### Dataset entries on figures

####################

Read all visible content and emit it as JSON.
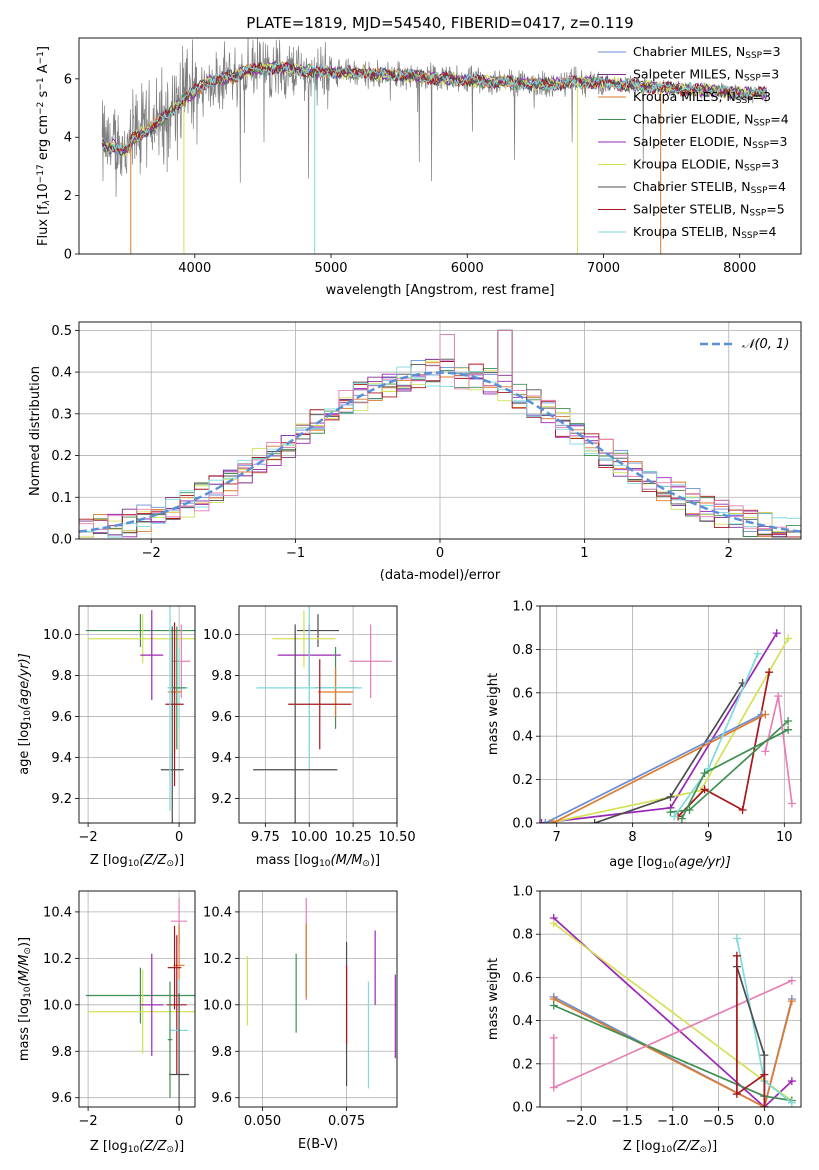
{
  "colors": {
    "miles": {
      "Chabrier": "#6a8fd6",
      "Salpeter": "#7e2f8e",
      "Kroupa": "#e07a2a"
    },
    "elodie": {
      "Chabrier": "#3f8f52",
      "Salpeter": "#9b26b6",
      "Kroupa": "#d4e157"
    },
    "stelib": {
      "Chabrier": "#4d4d4d",
      "Salpeter": "#a8171b",
      "Kroupa": "#7fd9dd"
    },
    "pink": "#e57fb4",
    "grid": "#b0b0b0"
  },
  "chart_data": [
    {
      "type": "line",
      "title": "PLATE=1819, MJD=54540, FIBERID=0417, z=0.119",
      "xlabel": "wavelength [Angstrom, rest frame]",
      "ylabel_parts": [
        "Flux [f",
        "λ",
        "10",
        "−17",
        " erg cm",
        "−2",
        " s",
        "−1",
        " A",
        "−1",
        "]"
      ],
      "xlim": [
        3150,
        8450
      ],
      "ylim": [
        0,
        7.4
      ],
      "xticks": [
        4000,
        5000,
        6000,
        7000,
        8000
      ],
      "yticks": [
        0,
        2,
        4,
        6
      ],
      "legend_position": "top-right",
      "legend": [
        {
          "label": "Chabrier MILES, N",
          "sub": "SSP",
          "suffix": "=3",
          "color": "#6a8fd6"
        },
        {
          "label": "Salpeter MILES, N",
          "sub": "SSP",
          "suffix": "=3",
          "color": "#7e2f8e"
        },
        {
          "label": "Kroupa MILES, N",
          "sub": "SSP",
          "suffix": "=3",
          "color": "#e07a2a"
        },
        {
          "label": "Chabrier ELODIE, N",
          "sub": "SSP",
          "suffix": "=4",
          "color": "#3f8f52"
        },
        {
          "label": "Salpeter ELODIE, N",
          "sub": "SSP",
          "suffix": "=3",
          "color": "#9b26b6"
        },
        {
          "label": "Kroupa ELODIE, N",
          "sub": "SSP",
          "suffix": "=3",
          "color": "#d4e157"
        },
        {
          "label": "Chabrier STELIB, N",
          "sub": "SSP",
          "suffix": "=4",
          "color": "#4d4d4d"
        },
        {
          "label": "Salpeter STELIB, N",
          "sub": "SSP",
          "suffix": "=5",
          "color": "#a8171b"
        },
        {
          "label": "Kroupa STELIB, N",
          "sub": "SSP",
          "suffix": "=4",
          "color": "#7fd9dd"
        }
      ],
      "continuum": [
        [
          3320,
          3.8
        ],
        [
          3360,
          3.6
        ],
        [
          3400,
          3.7
        ],
        [
          3450,
          3.6
        ],
        [
          3500,
          3.55
        ],
        [
          3550,
          4.0
        ],
        [
          3600,
          4.1
        ],
        [
          3700,
          4.4
        ],
        [
          3800,
          4.8
        ],
        [
          3900,
          5.2
        ],
        [
          4000,
          5.6
        ],
        [
          4100,
          5.9
        ],
        [
          4200,
          6.0
        ],
        [
          4300,
          6.1
        ],
        [
          4400,
          6.3
        ],
        [
          4500,
          6.35
        ],
        [
          4600,
          6.4
        ],
        [
          4700,
          6.3
        ],
        [
          4800,
          6.3
        ],
        [
          4900,
          6.2
        ],
        [
          5000,
          6.25
        ],
        [
          5200,
          6.2
        ],
        [
          5400,
          6.15
        ],
        [
          5600,
          6.1
        ],
        [
          5800,
          6.0
        ],
        [
          6000,
          5.95
        ],
        [
          6200,
          5.9
        ],
        [
          6400,
          5.85
        ],
        [
          6600,
          5.8
        ],
        [
          6800,
          5.9
        ],
        [
          7000,
          5.85
        ],
        [
          7200,
          5.8
        ],
        [
          7400,
          5.7
        ],
        [
          7600,
          5.65
        ],
        [
          7800,
          5.6
        ],
        [
          8000,
          5.5
        ],
        [
          8200,
          5.5
        ]
      ]
    },
    {
      "type": "bar",
      "xlabel": "(data-model)/error",
      "ylabel": "Normed distribution",
      "xlim": [
        -2.5,
        2.5
      ],
      "ylim": [
        0,
        0.52
      ],
      "xticks": [
        -2,
        -1,
        0,
        1,
        2
      ],
      "yticks": [
        0.0,
        0.1,
        0.2,
        0.3,
        0.4,
        0.5
      ],
      "legend_position": "top-right",
      "legend": [
        {
          "label": "𝒩(0, 1)",
          "color": "#5b8fd6"
        }
      ],
      "bin_width": 0.1
    },
    {
      "type": "scatter",
      "xlabel_parts": [
        "Z [log",
        "10",
        "(Z/Z",
        "⊙",
        ")]"
      ],
      "ylabel_parts": [
        "age  [log",
        "10",
        "(age/yr)]"
      ],
      "xlim": [
        -2.2,
        0.35
      ],
      "ylim": [
        9.08,
        10.14
      ],
      "xticks": [
        -2,
        0
      ],
      "yticks": [
        9.2,
        9.4,
        9.6,
        9.8,
        10.0
      ],
      "points": [
        {
          "x": -0.85,
          "y": 10.02,
          "xerr": 1.2,
          "yerr": 0.08,
          "color": "#3f8f52"
        },
        {
          "x": -0.8,
          "y": 9.98,
          "xerr": 1.2,
          "yerr": 0.12,
          "color": "#d4e157"
        },
        {
          "x": -0.6,
          "y": 9.9,
          "xerr": 0.25,
          "yerr": 0.22,
          "color": "#9b26b6"
        },
        {
          "x": 0.05,
          "y": 9.87,
          "xerr": 0.2,
          "yerr": 0.18,
          "color": "#e57fb4"
        },
        {
          "x": 0.0,
          "y": 9.74,
          "xerr": 0.2,
          "yerr": 0.2,
          "color": "#7fd9dd"
        },
        {
          "x": -0.05,
          "y": 9.74,
          "xerr": 0.2,
          "yerr": 0.3,
          "color": "#3f8f52"
        },
        {
          "x": -0.1,
          "y": 9.72,
          "xerr": 0.15,
          "yerr": 0.3,
          "color": "#e07a2a"
        },
        {
          "x": -0.1,
          "y": 9.66,
          "xerr": 0.2,
          "yerr": 0.4,
          "color": "#a8171b"
        },
        {
          "x": -0.15,
          "y": 9.34,
          "xerr": 0.25,
          "yerr": 0.7,
          "color": "#4d4d4d"
        },
        {
          "x": -0.2,
          "y": 9.74,
          "xerr": 0.05,
          "yerr": 0.6,
          "color": "#7fd9dd"
        }
      ]
    },
    {
      "type": "scatter",
      "xlabel_parts": [
        "mass [log",
        "10",
        "(M/M",
        "⊙",
        ")]"
      ],
      "ylabel": "",
      "xlim": [
        9.6,
        10.5
      ],
      "ylim": [
        9.08,
        10.14
      ],
      "xticks": [
        9.75,
        10.0,
        10.25,
        10.5
      ],
      "xticklabels": [
        "9.75",
        "10.00",
        "10.25",
        "10.50"
      ],
      "yticks": [
        9.2,
        9.4,
        9.6,
        9.8,
        10.0
      ],
      "points": [
        {
          "x": 10.05,
          "y": 10.02,
          "xerr": 0.12,
          "yerr": 0.08,
          "color": "#4d4d4d"
        },
        {
          "x": 9.97,
          "y": 9.98,
          "xerr": 0.18,
          "yerr": 0.14,
          "color": "#d4e157"
        },
        {
          "x": 10.0,
          "y": 9.9,
          "xerr": 0.18,
          "yerr": 0.15,
          "color": "#9b26b6"
        },
        {
          "x": 10.35,
          "y": 9.87,
          "xerr": 0.12,
          "yerr": 0.18,
          "color": "#e57fb4"
        },
        {
          "x": 10.15,
          "y": 9.74,
          "xerr": 0.12,
          "yerr": 0.2,
          "color": "#3f8f52"
        },
        {
          "x": 10.15,
          "y": 9.72,
          "xerr": 0.1,
          "yerr": 0.12,
          "color": "#e07a2a"
        },
        {
          "x": 10.0,
          "y": 9.74,
          "xerr": 0.3,
          "yerr": 0.4,
          "color": "#7fd9dd"
        },
        {
          "x": 10.06,
          "y": 9.66,
          "xerr": 0.18,
          "yerr": 0.22,
          "color": "#a8171b"
        },
        {
          "x": 9.92,
          "y": 9.34,
          "xerr": 0.24,
          "yerr": 0.71,
          "color": "#4d4d4d"
        }
      ]
    },
    {
      "type": "line",
      "xlabel_parts": [
        "age  [log",
        "10",
        "(age/yr)]"
      ],
      "ylabel": "mass weight",
      "xlim": [
        6.78,
        10.22
      ],
      "ylim": [
        0,
        1.0
      ],
      "xticks": [
        7,
        8,
        9,
        10
      ],
      "yticks": [
        0.0,
        0.2,
        0.4,
        0.6,
        0.8,
        1.0
      ],
      "series": [
        {
          "color": "#9b26b6",
          "points": [
            [
              6.8,
              0.0
            ],
            [
              8.5,
              0.07
            ],
            [
              9.9,
              0.875
            ]
          ]
        },
        {
          "color": "#d4e157",
          "points": [
            [
              6.9,
              0.0
            ],
            [
              8.9,
              0.15
            ],
            [
              10.05,
              0.85
            ]
          ]
        },
        {
          "color": "#4d4d4d",
          "points": [
            [
              7.5,
              0.0
            ],
            [
              8.5,
              0.12
            ],
            [
              9.45,
              0.645
            ]
          ]
        },
        {
          "color": "#a8171b",
          "points": [
            [
              8.6,
              0.03
            ],
            [
              8.95,
              0.155
            ],
            [
              9.45,
              0.06
            ],
            [
              9.8,
              0.695
            ]
          ]
        },
        {
          "color": "#6a8fd6",
          "points": [
            [
              6.85,
              0.0
            ],
            [
              9.7,
              0.5
            ]
          ]
        },
        {
          "color": "#e07a2a",
          "points": [
            [
              6.95,
              0.0
            ],
            [
              9.75,
              0.5
            ]
          ]
        },
        {
          "color": "#3f8f52",
          "points": [
            [
              8.5,
              0.05
            ],
            [
              8.75,
              0.06
            ],
            [
              10.05,
              0.47
            ]
          ]
        },
        {
          "color": "#7fd9dd",
          "points": [
            [
              8.55,
              0.03
            ],
            [
              9.0,
              0.25
            ],
            [
              9.65,
              0.78
            ]
          ]
        },
        {
          "color": "#e57fb4",
          "points": [
            [
              9.75,
              0.33
            ],
            [
              9.92,
              0.585
            ],
            [
              10.1,
              0.09
            ]
          ]
        },
        {
          "color": "#3f8f52",
          "points": [
            [
              8.65,
              0.02
            ],
            [
              8.95,
              0.23
            ],
            [
              10.05,
              0.43
            ]
          ]
        }
      ]
    },
    {
      "type": "scatter",
      "xlabel_parts": [
        "Z [log",
        "10",
        "(Z/Z",
        "⊙",
        ")]"
      ],
      "ylabel_parts": [
        "mass [log",
        "10",
        "(M/M",
        "⊙",
        ")]"
      ],
      "xlim": [
        -2.2,
        0.35
      ],
      "ylim": [
        9.56,
        10.49
      ],
      "xticks": [
        -2,
        0
      ],
      "yticks": [
        9.6,
        9.8,
        10.0,
        10.2,
        10.4
      ],
      "points": [
        {
          "x": -0.85,
          "y": 10.04,
          "xerr": 1.2,
          "yerr": 0.12,
          "color": "#3f8f52"
        },
        {
          "x": -0.8,
          "y": 9.97,
          "xerr": 1.2,
          "yerr": 0.18,
          "color": "#d4e157"
        },
        {
          "x": -0.6,
          "y": 10.0,
          "xerr": 0.25,
          "yerr": 0.22,
          "color": "#9b26b6"
        },
        {
          "x": 0.0,
          "y": 10.36,
          "xerr": 0.18,
          "yerr": 0.1,
          "color": "#e57fb4"
        },
        {
          "x": 0.0,
          "y": 10.17,
          "xerr": 0.12,
          "yerr": 0.18,
          "color": "#e07a2a"
        },
        {
          "x": -0.1,
          "y": 10.16,
          "xerr": 0.15,
          "yerr": 0.18,
          "color": "#a8171b"
        },
        {
          "x": -0.05,
          "y": 10.0,
          "xerr": 0.22,
          "yerr": 0.3,
          "color": "#a8171b"
        },
        {
          "x": 0.0,
          "y": 9.89,
          "xerr": 0.2,
          "yerr": 0.22,
          "color": "#7fd9dd"
        },
        {
          "x": 0.0,
          "y": 9.7,
          "xerr": 0.22,
          "yerr": 0.35,
          "color": "#4d4d4d"
        },
        {
          "x": -0.2,
          "y": 9.85,
          "xerr": 0.05,
          "yerr": 0.25,
          "color": "#3f8f52"
        }
      ]
    },
    {
      "type": "scatter",
      "xlabel": "E(B-V)",
      "ylabel": "",
      "xlim": [
        0.043,
        0.09
      ],
      "ylim": [
        9.56,
        10.49
      ],
      "xticks": [
        0.05,
        0.075
      ],
      "xticklabels": [
        "0.050",
        "0.075"
      ],
      "yticks": [
        9.6,
        9.8,
        10.0,
        10.2,
        10.4
      ],
      "points": [
        {
          "x": 0.0455,
          "y": 10.06,
          "yerr": 0.15,
          "color": "#d4e157"
        },
        {
          "x": 0.06,
          "y": 10.05,
          "yerr": 0.17,
          "color": "#3f8f52"
        },
        {
          "x": 0.063,
          "y": 10.24,
          "yerr": 0.22,
          "color": "#e57fb4"
        },
        {
          "x": 0.063,
          "y": 10.19,
          "yerr": 0.16,
          "color": "#e07a2a"
        },
        {
          "x": 0.075,
          "y": 9.96,
          "yerr": 0.31,
          "color": "#4d4d4d"
        },
        {
          "x": 0.075,
          "y": 10.0,
          "yerr": 0.17,
          "color": "#a8171b"
        },
        {
          "x": 0.0815,
          "y": 9.87,
          "yerr": 0.23,
          "color": "#7fd9dd"
        },
        {
          "x": 0.0835,
          "y": 10.16,
          "yerr": 0.16,
          "color": "#9b26b6"
        },
        {
          "x": 0.0895,
          "y": 9.95,
          "yerr": 0.18,
          "color": "#9b26b6"
        }
      ]
    },
    {
      "type": "line",
      "xlabel_parts": [
        "Z [log",
        "10",
        "(Z/Z",
        "⊙",
        ")]"
      ],
      "ylabel": "mass weight",
      "xlim": [
        -2.45,
        0.4
      ],
      "ylim": [
        0,
        1.0
      ],
      "xticks": [
        -2.0,
        -1.5,
        -1.0,
        -0.5,
        0.0
      ],
      "xticklabels": [
        "−2.0",
        "−1.5",
        "−1.0",
        "−0.5",
        "0.0"
      ],
      "yticks": [
        0.0,
        0.2,
        0.4,
        0.6,
        0.8,
        1.0
      ],
      "series": [
        {
          "color": "#9b26b6",
          "points": [
            [
              -2.3,
              0.875
            ],
            [
              0.0,
              0.0
            ],
            [
              0.3,
              0.12
            ]
          ]
        },
        {
          "color": "#d4e157",
          "points": [
            [
              -2.3,
              0.85
            ],
            [
              0.0,
              0.12
            ],
            [
              0.3,
              0.03
            ]
          ]
        },
        {
          "color": "#6a8fd6",
          "points": [
            [
              -2.3,
              0.51
            ],
            [
              0.0,
              0.0
            ],
            [
              0.3,
              0.5
            ]
          ]
        },
        {
          "color": "#e07a2a",
          "points": [
            [
              -2.3,
              0.5
            ],
            [
              0.0,
              0.0
            ],
            [
              0.3,
              0.49
            ]
          ]
        },
        {
          "color": "#3f8f52",
          "points": [
            [
              -2.3,
              0.47
            ],
            [
              0.0,
              0.05
            ],
            [
              0.3,
              0.03
            ]
          ]
        },
        {
          "color": "#e57fb4",
          "points": [
            [
              -2.3,
              0.32
            ],
            [
              -2.3,
              0.09
            ],
            [
              0.3,
              0.585
            ]
          ]
        },
        {
          "color": "#7fd9dd",
          "points": [
            [
              -0.3,
              0.78
            ],
            [
              0.0,
              0.12
            ],
            [
              0.3,
              0.02
            ]
          ]
        },
        {
          "color": "#4d4d4d",
          "points": [
            [
              -0.3,
              0.65
            ],
            [
              0.0,
              0.24
            ],
            [
              0.0,
              0.0
            ]
          ]
        },
        {
          "color": "#a8171b",
          "points": [
            [
              -0.3,
              0.7
            ],
            [
              -0.3,
              0.06
            ],
            [
              0.0,
              0.15
            ],
            [
              0.0,
              0.0
            ]
          ]
        }
      ]
    }
  ]
}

####################

### SET EXERCISE
Using the material above, report each line where "Salpeter" occurs.

### COMPLETED TASK
      "Salpeter": "#7e2f8e",
      "Salpeter": "#9b26b6",
      "Salpeter": "#a8171b",
          "label": "Salpeter MILES, N",
          "label": "Salpeter ELODIE, N",
          "label": "Salpeter STELIB, N",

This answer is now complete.